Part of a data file
┌──
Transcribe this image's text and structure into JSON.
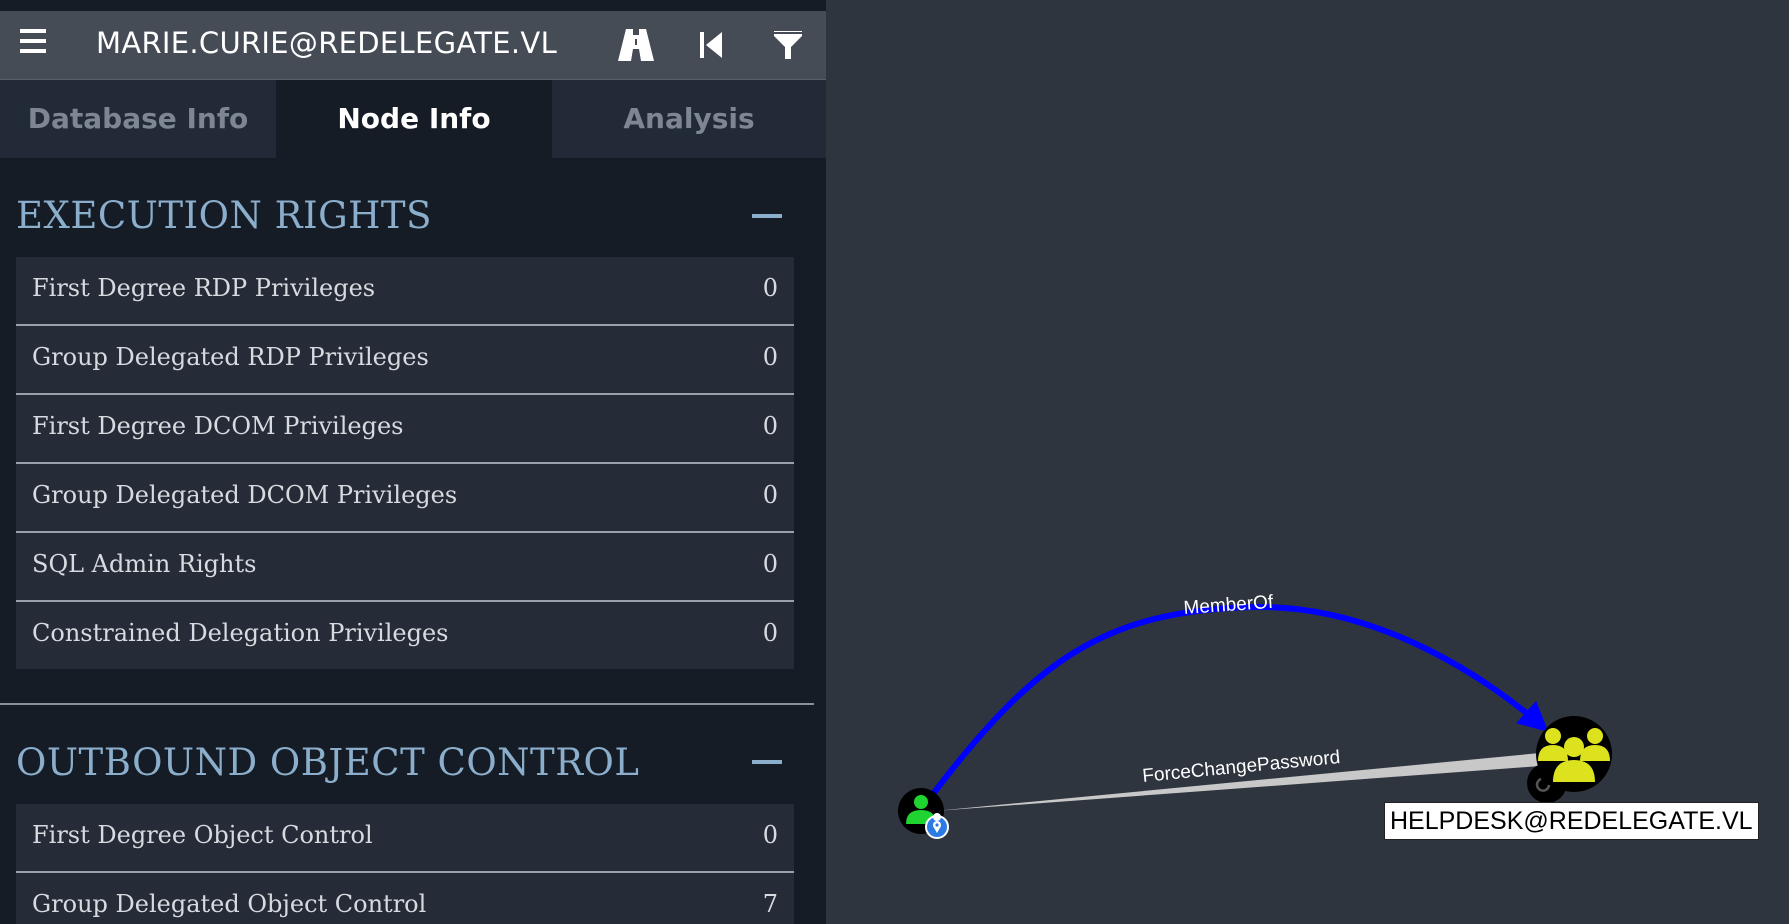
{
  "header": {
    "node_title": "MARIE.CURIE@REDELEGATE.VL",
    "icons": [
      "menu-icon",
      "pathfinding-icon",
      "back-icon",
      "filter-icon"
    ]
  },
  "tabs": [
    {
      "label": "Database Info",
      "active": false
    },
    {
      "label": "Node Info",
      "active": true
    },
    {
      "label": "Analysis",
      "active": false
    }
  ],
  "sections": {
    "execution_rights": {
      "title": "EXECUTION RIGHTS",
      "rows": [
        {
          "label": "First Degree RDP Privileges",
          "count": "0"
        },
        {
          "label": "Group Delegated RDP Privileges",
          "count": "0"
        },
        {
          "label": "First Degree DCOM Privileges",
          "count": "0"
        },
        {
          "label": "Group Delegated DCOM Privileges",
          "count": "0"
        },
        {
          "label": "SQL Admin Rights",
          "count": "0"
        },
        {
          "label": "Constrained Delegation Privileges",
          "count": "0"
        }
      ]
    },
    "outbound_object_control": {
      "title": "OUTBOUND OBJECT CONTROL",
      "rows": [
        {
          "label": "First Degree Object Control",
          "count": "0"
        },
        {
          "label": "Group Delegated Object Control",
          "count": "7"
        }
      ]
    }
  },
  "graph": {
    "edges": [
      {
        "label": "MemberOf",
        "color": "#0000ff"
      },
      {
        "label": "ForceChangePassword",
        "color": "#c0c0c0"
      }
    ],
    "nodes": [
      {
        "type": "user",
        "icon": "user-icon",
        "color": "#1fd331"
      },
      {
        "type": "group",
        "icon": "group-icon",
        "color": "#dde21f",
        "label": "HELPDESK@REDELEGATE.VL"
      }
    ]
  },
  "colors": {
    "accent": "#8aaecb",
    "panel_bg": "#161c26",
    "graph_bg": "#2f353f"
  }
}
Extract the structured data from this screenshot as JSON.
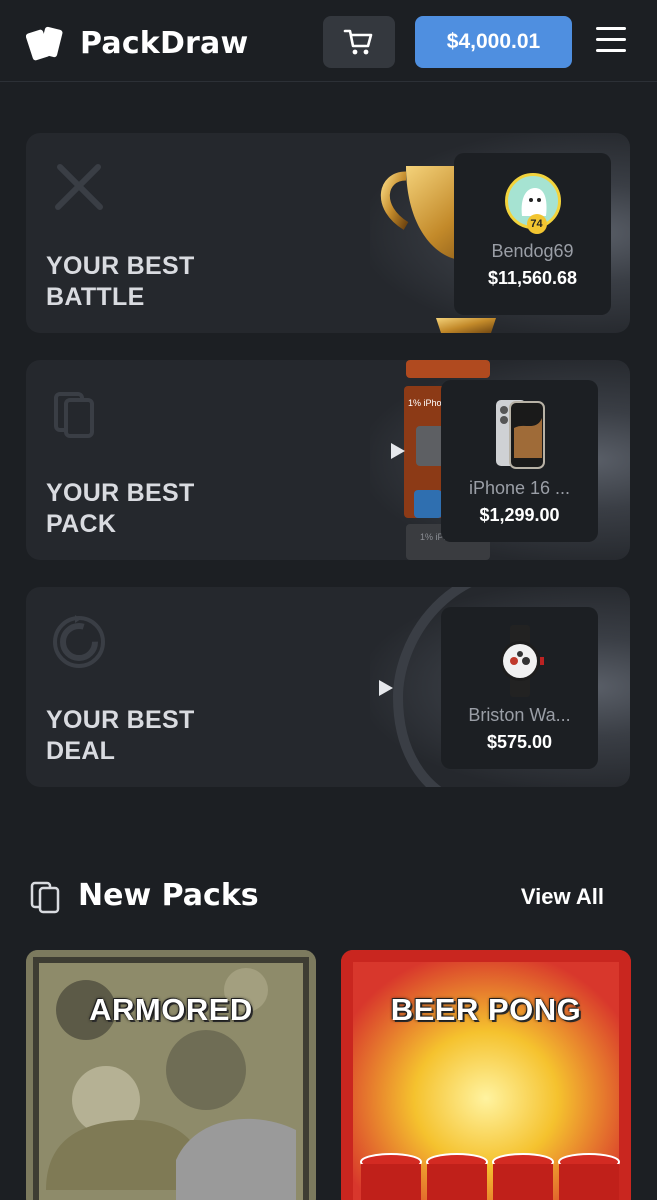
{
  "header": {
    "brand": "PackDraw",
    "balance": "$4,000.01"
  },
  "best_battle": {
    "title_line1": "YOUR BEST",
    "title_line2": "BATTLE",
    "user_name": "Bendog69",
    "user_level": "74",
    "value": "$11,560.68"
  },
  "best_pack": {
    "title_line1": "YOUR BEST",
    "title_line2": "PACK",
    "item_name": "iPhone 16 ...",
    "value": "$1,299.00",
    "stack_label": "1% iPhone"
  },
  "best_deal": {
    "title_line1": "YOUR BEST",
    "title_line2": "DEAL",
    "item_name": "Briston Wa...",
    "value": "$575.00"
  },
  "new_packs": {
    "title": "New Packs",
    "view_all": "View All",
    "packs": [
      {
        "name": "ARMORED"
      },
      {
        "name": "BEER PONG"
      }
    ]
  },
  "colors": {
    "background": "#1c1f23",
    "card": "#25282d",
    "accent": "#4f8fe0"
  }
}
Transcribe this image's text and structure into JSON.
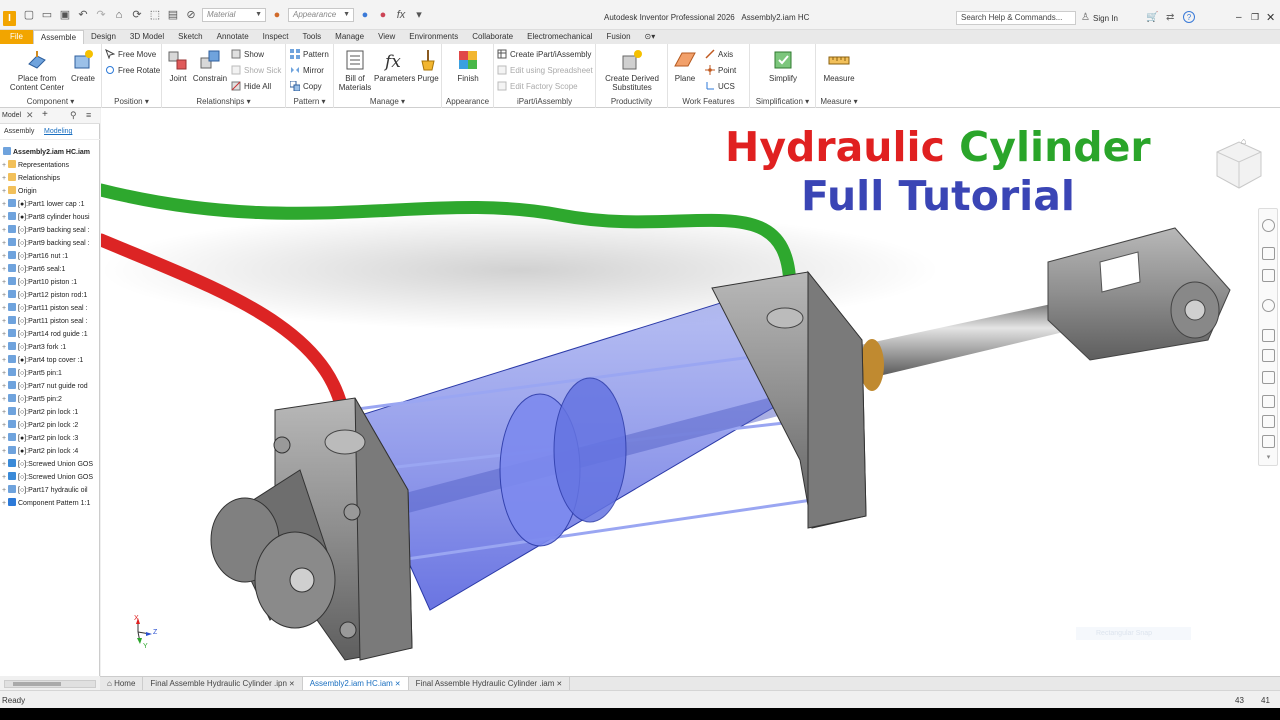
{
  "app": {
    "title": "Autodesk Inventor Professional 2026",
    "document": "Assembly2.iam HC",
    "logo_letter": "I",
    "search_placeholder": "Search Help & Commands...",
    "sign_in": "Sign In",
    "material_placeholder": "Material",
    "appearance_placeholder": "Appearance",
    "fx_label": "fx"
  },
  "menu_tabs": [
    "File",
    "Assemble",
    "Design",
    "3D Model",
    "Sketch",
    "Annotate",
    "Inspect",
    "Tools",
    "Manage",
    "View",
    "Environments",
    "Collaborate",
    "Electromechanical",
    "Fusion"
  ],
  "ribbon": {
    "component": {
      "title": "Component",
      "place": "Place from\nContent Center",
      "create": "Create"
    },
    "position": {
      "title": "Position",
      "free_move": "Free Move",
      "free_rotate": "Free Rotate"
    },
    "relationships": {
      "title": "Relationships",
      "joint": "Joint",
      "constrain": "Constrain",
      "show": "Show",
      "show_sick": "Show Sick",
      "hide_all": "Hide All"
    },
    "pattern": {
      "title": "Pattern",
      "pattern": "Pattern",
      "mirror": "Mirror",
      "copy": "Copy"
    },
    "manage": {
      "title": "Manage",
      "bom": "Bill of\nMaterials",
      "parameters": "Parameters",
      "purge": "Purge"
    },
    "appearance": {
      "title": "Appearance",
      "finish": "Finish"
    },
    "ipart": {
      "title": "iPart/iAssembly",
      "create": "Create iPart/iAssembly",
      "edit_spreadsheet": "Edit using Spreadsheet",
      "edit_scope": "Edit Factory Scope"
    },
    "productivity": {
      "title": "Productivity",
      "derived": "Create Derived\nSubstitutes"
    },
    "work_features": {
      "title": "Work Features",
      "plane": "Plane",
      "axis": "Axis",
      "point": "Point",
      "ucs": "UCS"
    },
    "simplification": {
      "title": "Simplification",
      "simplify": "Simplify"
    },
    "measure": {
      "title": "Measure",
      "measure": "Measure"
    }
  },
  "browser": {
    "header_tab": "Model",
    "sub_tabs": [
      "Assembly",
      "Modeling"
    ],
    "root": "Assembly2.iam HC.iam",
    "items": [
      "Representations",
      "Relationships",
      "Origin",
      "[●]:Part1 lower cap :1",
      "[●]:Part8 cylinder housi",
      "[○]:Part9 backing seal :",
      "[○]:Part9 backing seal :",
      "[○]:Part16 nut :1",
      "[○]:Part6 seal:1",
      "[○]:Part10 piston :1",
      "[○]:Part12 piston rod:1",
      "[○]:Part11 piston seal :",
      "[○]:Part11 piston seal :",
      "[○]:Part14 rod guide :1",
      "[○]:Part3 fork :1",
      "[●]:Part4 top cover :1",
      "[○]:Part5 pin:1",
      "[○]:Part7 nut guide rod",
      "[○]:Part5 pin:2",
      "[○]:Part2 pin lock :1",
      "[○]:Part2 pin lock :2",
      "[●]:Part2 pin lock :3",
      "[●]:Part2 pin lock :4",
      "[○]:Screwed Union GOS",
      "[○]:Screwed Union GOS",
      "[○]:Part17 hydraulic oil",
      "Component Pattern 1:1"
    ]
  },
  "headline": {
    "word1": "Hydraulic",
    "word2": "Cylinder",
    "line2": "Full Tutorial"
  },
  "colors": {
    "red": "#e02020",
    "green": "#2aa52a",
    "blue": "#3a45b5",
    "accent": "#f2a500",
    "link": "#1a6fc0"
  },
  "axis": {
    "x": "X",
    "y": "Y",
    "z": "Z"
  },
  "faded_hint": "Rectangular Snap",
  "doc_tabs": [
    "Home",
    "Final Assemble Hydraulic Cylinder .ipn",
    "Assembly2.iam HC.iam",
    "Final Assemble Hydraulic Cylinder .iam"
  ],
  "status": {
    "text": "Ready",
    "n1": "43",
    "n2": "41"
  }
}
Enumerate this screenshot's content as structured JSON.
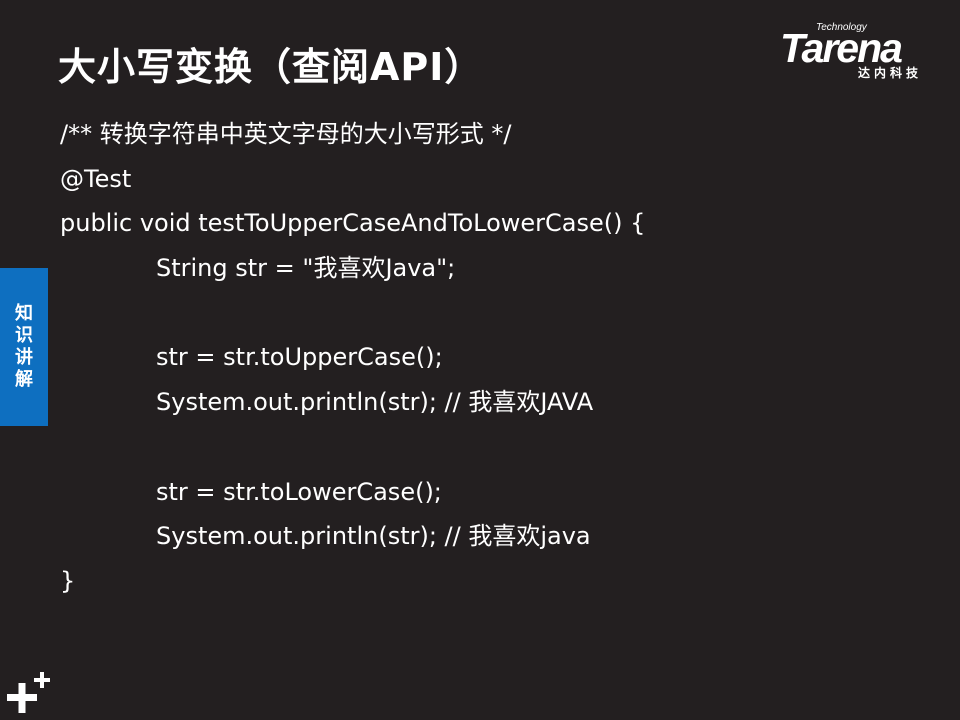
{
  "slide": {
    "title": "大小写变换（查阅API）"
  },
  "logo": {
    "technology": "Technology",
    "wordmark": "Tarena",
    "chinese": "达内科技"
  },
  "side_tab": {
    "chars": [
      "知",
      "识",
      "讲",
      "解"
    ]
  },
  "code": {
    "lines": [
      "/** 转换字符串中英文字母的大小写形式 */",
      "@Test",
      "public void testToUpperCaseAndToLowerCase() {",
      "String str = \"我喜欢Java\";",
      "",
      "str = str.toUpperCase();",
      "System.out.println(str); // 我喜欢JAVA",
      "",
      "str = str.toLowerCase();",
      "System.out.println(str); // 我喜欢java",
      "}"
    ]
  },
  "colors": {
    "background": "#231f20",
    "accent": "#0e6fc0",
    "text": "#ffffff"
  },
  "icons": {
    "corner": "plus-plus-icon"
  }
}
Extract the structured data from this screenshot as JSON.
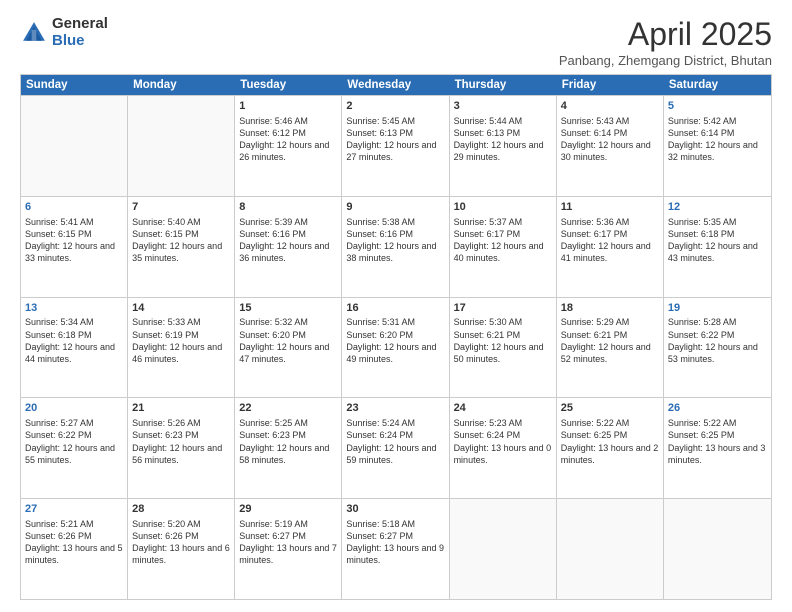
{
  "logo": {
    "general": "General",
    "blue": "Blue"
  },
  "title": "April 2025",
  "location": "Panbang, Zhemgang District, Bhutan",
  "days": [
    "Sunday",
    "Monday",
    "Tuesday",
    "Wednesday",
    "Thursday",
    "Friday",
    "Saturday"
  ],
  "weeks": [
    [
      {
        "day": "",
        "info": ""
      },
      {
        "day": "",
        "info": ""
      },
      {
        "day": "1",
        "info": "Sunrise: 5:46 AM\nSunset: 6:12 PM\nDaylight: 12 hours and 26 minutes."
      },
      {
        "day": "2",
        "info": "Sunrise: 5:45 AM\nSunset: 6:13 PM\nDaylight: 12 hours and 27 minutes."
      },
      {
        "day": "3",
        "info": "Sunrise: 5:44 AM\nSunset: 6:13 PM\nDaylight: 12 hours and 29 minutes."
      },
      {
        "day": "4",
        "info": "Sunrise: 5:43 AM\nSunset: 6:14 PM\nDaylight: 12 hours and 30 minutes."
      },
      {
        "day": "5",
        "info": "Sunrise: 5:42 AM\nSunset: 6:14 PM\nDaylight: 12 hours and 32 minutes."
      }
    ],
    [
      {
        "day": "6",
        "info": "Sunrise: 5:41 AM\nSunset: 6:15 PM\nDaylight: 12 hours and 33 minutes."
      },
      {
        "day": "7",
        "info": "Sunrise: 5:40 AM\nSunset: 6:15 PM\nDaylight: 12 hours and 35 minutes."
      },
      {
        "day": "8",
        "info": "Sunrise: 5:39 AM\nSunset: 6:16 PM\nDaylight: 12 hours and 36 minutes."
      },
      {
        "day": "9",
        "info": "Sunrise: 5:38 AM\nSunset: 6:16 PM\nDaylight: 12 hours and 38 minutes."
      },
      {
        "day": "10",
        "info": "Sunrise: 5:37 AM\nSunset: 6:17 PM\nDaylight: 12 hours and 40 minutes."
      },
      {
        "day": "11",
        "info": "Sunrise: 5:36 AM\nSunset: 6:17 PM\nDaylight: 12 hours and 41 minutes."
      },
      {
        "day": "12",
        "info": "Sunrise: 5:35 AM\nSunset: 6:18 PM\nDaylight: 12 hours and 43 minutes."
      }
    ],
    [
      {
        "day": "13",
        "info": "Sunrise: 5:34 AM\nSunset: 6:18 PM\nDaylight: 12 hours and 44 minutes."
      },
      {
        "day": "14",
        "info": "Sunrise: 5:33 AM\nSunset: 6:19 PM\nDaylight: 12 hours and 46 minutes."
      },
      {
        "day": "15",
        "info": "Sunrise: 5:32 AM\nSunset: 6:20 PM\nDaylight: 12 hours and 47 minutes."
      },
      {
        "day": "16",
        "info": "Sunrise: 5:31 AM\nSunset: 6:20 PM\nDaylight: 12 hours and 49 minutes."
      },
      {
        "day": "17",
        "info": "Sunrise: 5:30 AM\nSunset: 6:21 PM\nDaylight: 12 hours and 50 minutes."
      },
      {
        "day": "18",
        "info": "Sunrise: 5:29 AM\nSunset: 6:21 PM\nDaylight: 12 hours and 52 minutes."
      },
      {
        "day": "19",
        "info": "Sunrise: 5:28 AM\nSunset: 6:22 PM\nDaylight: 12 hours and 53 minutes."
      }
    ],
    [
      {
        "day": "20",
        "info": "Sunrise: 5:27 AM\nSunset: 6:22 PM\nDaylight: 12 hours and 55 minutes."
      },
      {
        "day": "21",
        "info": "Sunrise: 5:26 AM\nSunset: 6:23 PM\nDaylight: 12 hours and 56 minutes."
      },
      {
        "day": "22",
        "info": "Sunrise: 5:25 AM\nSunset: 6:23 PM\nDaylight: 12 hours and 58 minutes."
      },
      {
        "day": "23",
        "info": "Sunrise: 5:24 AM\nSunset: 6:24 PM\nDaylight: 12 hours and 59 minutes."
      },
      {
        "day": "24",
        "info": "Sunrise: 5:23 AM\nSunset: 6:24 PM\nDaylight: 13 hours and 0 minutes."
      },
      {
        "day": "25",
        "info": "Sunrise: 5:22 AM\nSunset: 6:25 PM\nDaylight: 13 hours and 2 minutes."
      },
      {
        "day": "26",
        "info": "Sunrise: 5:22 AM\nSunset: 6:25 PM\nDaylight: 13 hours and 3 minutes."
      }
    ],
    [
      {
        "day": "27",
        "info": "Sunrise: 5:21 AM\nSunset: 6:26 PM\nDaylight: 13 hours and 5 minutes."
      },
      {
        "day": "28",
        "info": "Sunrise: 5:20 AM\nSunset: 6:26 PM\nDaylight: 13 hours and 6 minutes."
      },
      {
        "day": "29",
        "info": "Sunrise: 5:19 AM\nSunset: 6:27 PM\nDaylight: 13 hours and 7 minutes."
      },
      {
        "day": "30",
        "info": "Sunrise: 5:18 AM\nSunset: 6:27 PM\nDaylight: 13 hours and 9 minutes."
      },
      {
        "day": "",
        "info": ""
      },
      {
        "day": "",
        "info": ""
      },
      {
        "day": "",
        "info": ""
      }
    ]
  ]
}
└──
GIVEN EXERCISE: Go through the listing above and list every line that has the word "println".

EXPECTED OUTPUT:
      "System.out.println(str); // 我喜欢JAVA",
      "System.out.println(str); // 我喜欢java",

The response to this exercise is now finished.